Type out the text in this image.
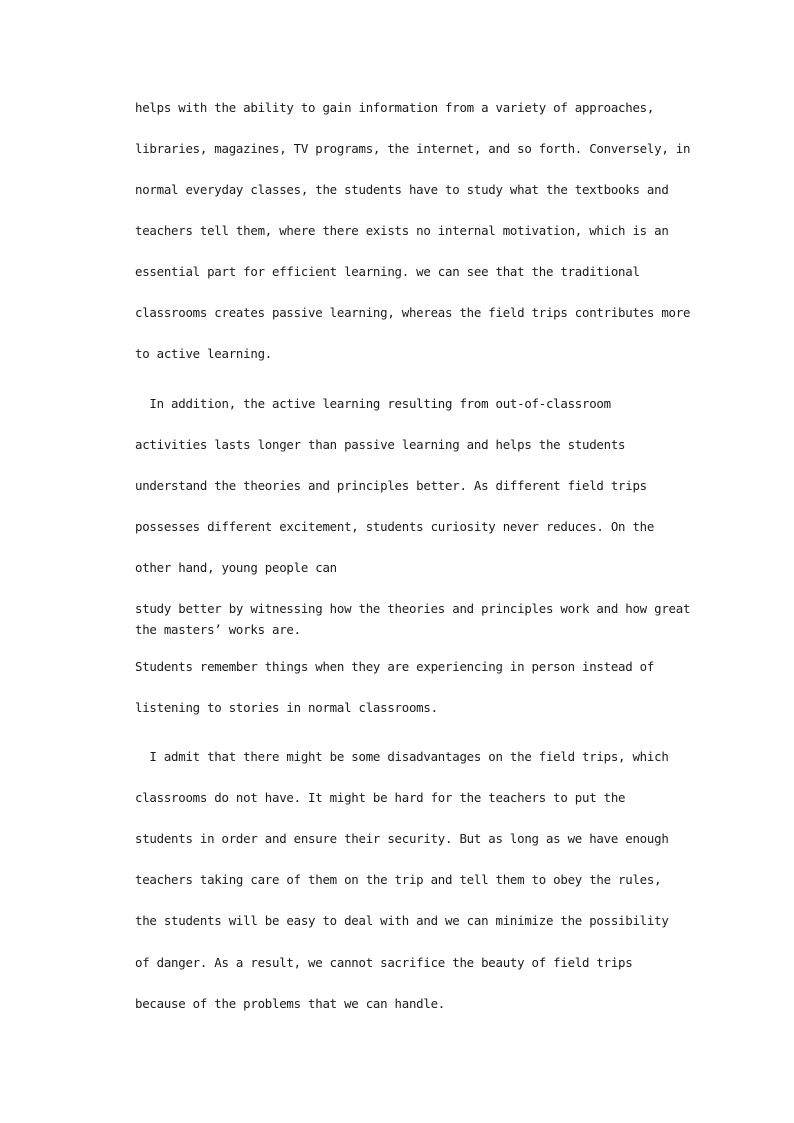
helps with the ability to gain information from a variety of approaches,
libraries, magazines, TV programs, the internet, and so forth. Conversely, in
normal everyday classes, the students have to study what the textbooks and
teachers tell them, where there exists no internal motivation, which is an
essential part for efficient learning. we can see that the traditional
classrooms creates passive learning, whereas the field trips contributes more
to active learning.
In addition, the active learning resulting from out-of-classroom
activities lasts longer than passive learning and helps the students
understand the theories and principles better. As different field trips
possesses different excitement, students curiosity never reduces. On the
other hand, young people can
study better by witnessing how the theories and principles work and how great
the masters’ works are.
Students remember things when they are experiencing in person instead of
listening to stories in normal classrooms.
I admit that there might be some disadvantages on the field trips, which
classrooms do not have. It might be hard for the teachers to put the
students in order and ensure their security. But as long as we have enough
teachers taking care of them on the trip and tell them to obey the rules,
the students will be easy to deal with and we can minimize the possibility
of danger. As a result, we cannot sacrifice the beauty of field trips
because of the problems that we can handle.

§ **What is required**
Reproduce the material in full, word for word, and omit the pictures.

§ **Solution to the problem**
Type out the text in this image.
helps with the ability to gain information from a variety of approaches,
libraries, magazines, TV programs, the internet, and so forth. Conversely, in
normal everyday classes, the students have to study what the textbooks and
teachers tell them, where there exists no internal motivation, which is an
essential part for efficient learning. we can see that the traditional
classrooms creates passive learning, whereas the field trips contributes more
to active learning.
In addition, the active learning resulting from out-of-classroom
activities lasts longer than passive learning and helps the students
understand the theories and principles better. As different field trips
possesses different excitement, students curiosity never reduces. On the
other hand, young people can
study better by witnessing how the theories and principles work and how great
the masters’ works are.
Students remember things when they are experiencing in person instead of
listening to stories in normal classrooms.
I admit that there might be some disadvantages on the field trips, which
classrooms do not have. It might be hard for the teachers to put the
students in order and ensure their security. But as long as we have enough
teachers taking care of them on the trip and tell them to obey the rules,
the students will be easy to deal with and we can minimize the possibility
of danger. As a result, we cannot sacrifice the beauty of field trips
because of the problems that we can handle.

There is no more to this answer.